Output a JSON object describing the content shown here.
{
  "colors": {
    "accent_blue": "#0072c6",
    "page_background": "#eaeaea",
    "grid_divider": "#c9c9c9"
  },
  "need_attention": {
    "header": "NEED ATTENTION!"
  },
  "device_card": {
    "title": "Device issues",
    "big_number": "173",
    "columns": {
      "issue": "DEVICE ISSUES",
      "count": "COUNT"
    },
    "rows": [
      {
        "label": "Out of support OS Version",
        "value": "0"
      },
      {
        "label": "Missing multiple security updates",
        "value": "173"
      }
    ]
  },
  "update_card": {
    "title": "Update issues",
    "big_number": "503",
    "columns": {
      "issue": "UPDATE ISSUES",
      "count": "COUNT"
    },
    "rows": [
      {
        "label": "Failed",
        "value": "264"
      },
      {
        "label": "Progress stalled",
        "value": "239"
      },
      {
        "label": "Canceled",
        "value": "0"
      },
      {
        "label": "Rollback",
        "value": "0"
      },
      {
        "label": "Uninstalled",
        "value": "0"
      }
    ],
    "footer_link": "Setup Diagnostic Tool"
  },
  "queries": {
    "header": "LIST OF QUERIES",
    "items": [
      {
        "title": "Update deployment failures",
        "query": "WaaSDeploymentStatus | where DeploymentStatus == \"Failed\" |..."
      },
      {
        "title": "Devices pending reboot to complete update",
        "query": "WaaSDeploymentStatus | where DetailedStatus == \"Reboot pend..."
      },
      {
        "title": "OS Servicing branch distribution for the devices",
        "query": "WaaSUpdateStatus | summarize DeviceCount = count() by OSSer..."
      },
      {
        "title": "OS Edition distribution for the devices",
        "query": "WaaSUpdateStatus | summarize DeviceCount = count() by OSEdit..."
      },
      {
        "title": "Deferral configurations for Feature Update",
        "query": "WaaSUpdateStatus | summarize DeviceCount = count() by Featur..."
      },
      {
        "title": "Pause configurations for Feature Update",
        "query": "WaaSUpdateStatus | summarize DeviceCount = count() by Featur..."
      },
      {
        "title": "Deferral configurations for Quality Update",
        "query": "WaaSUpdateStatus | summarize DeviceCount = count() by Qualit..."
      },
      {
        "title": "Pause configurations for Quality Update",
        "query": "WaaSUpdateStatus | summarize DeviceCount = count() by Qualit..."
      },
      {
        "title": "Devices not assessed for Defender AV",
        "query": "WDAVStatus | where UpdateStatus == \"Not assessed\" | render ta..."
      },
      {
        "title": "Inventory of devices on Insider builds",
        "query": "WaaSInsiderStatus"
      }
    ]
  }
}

----------------

> _What you should do_
Copy every line verbatim.

> _Output below_
Output a JSON object describing the content shown here.
{
  "colors": {
    "accent_blue": "#0072c6",
    "page_background": "#eaeaea",
    "grid_divider": "#c9c9c9"
  },
  "need_attention": {
    "header": "NEED ATTENTION!"
  },
  "device_card": {
    "title": "Device issues",
    "big_number": "173",
    "columns": {
      "issue": "DEVICE ISSUES",
      "count": "COUNT"
    },
    "rows": [
      {
        "label": "Out of support OS Version",
        "value": "0"
      },
      {
        "label": "Missing multiple security updates",
        "value": "173"
      }
    ]
  },
  "update_card": {
    "title": "Update issues",
    "big_number": "503",
    "columns": {
      "issue": "UPDATE ISSUES",
      "count": "COUNT"
    },
    "rows": [
      {
        "label": "Failed",
        "value": "264"
      },
      {
        "label": "Progress stalled",
        "value": "239"
      },
      {
        "label": "Canceled",
        "value": "0"
      },
      {
        "label": "Rollback",
        "value": "0"
      },
      {
        "label": "Uninstalled",
        "value": "0"
      }
    ],
    "footer_link": "Setup Diagnostic Tool"
  },
  "queries": {
    "header": "LIST OF QUERIES",
    "items": [
      {
        "title": "Update deployment failures",
        "query": "WaaSDeploymentStatus | where DeploymentStatus == \"Failed\" |..."
      },
      {
        "title": "Devices pending reboot to complete update",
        "query": "WaaSDeploymentStatus | where DetailedStatus == \"Reboot pend..."
      },
      {
        "title": "OS Servicing branch distribution for the devices",
        "query": "WaaSUpdateStatus | summarize DeviceCount = count() by OSSer..."
      },
      {
        "title": "OS Edition distribution for the devices",
        "query": "WaaSUpdateStatus | summarize DeviceCount = count() by OSEdit..."
      },
      {
        "title": "Deferral configurations for Feature Update",
        "query": "WaaSUpdateStatus | summarize DeviceCount = count() by Featur..."
      },
      {
        "title": "Pause configurations for Feature Update",
        "query": "WaaSUpdateStatus | summarize DeviceCount = count() by Featur..."
      },
      {
        "title": "Deferral configurations for Quality Update",
        "query": "WaaSUpdateStatus | summarize DeviceCount = count() by Qualit..."
      },
      {
        "title": "Pause configurations for Quality Update",
        "query": "WaaSUpdateStatus | summarize DeviceCount = count() by Qualit..."
      },
      {
        "title": "Devices not assessed for Defender AV",
        "query": "WDAVStatus | where UpdateStatus == \"Not assessed\" | render ta..."
      },
      {
        "title": "Inventory of devices on Insider builds",
        "query": "WaaSInsiderStatus"
      }
    ]
  }
}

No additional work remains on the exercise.